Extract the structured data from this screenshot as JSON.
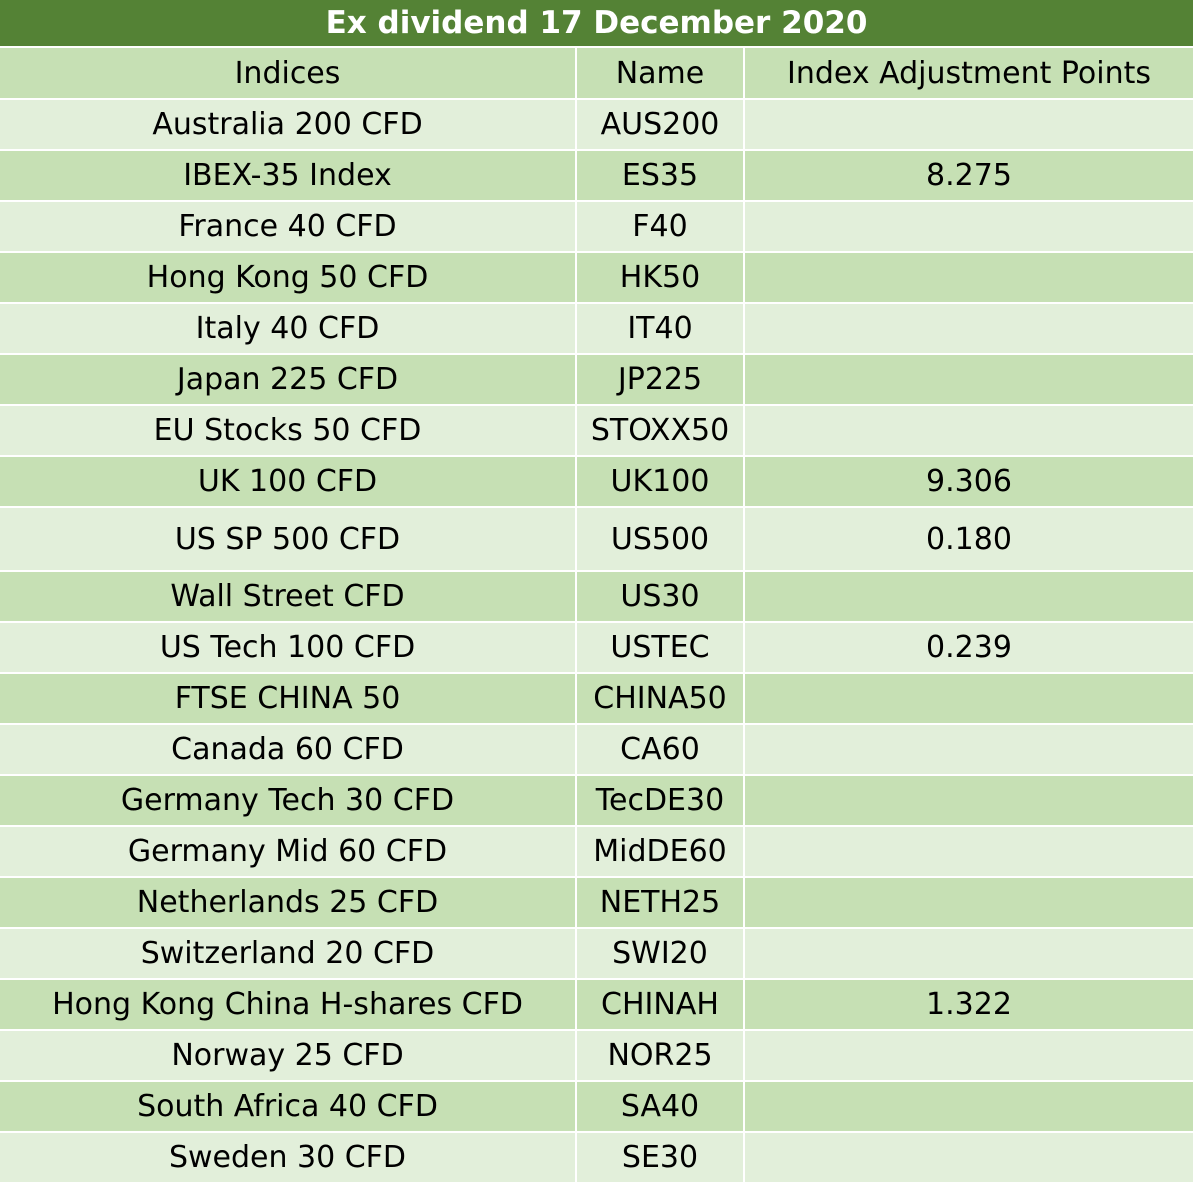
{
  "title": "Ex dividend 17 December 2020",
  "headers": {
    "indices": "Indices",
    "name": "Name",
    "points": "Index Adjustment Points"
  },
  "rows": [
    {
      "index": "Australia 200 CFD",
      "name": "AUS200",
      "points": ""
    },
    {
      "index": "IBEX-35 Index",
      "name": "ES35",
      "points": "8.275"
    },
    {
      "index": "France 40 CFD",
      "name": "F40",
      "points": ""
    },
    {
      "index": "Hong Kong 50 CFD",
      "name": "HK50",
      "points": ""
    },
    {
      "index": "Italy 40 CFD",
      "name": "IT40",
      "points": ""
    },
    {
      "index": "Japan 225 CFD",
      "name": "JP225",
      "points": ""
    },
    {
      "index": "EU Stocks 50 CFD",
      "name": "STOXX50",
      "points": ""
    },
    {
      "index": "UK 100 CFD",
      "name": "UK100",
      "points": "9.306"
    },
    {
      "index": "US SP 500 CFD",
      "name": "US500",
      "points": "0.180"
    },
    {
      "index": "Wall Street CFD",
      "name": "US30",
      "points": ""
    },
    {
      "index": "US Tech 100 CFD",
      "name": "USTEC",
      "points": "0.239"
    },
    {
      "index": "FTSE CHINA 50",
      "name": "CHINA50",
      "points": ""
    },
    {
      "index": "Canada 60 CFD",
      "name": "CA60",
      "points": ""
    },
    {
      "index": "Germany Tech 30 CFD",
      "name": "TecDE30",
      "points": ""
    },
    {
      "index": "Germany Mid 60 CFD",
      "name": "MidDE60",
      "points": ""
    },
    {
      "index": "Netherlands 25 CFD",
      "name": "NETH25",
      "points": ""
    },
    {
      "index": "Switzerland 20 CFD",
      "name": "SWI20",
      "points": ""
    },
    {
      "index": "Hong Kong China H-shares CFD",
      "name": "CHINAH",
      "points": "1.322"
    },
    {
      "index": "Norway 25 CFD",
      "name": "NOR25",
      "points": ""
    },
    {
      "index": "South Africa 40 CFD",
      "name": "SA40",
      "points": ""
    },
    {
      "index": "Sweden 30 CFD",
      "name": "SE30",
      "points": ""
    }
  ]
}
**********
Instruction »
Extract all lines of the records above that include "Kong".

Output »
      "index": "Hong Kong 50 CFD",
      "index": "Hong Kong China H-shares CFD",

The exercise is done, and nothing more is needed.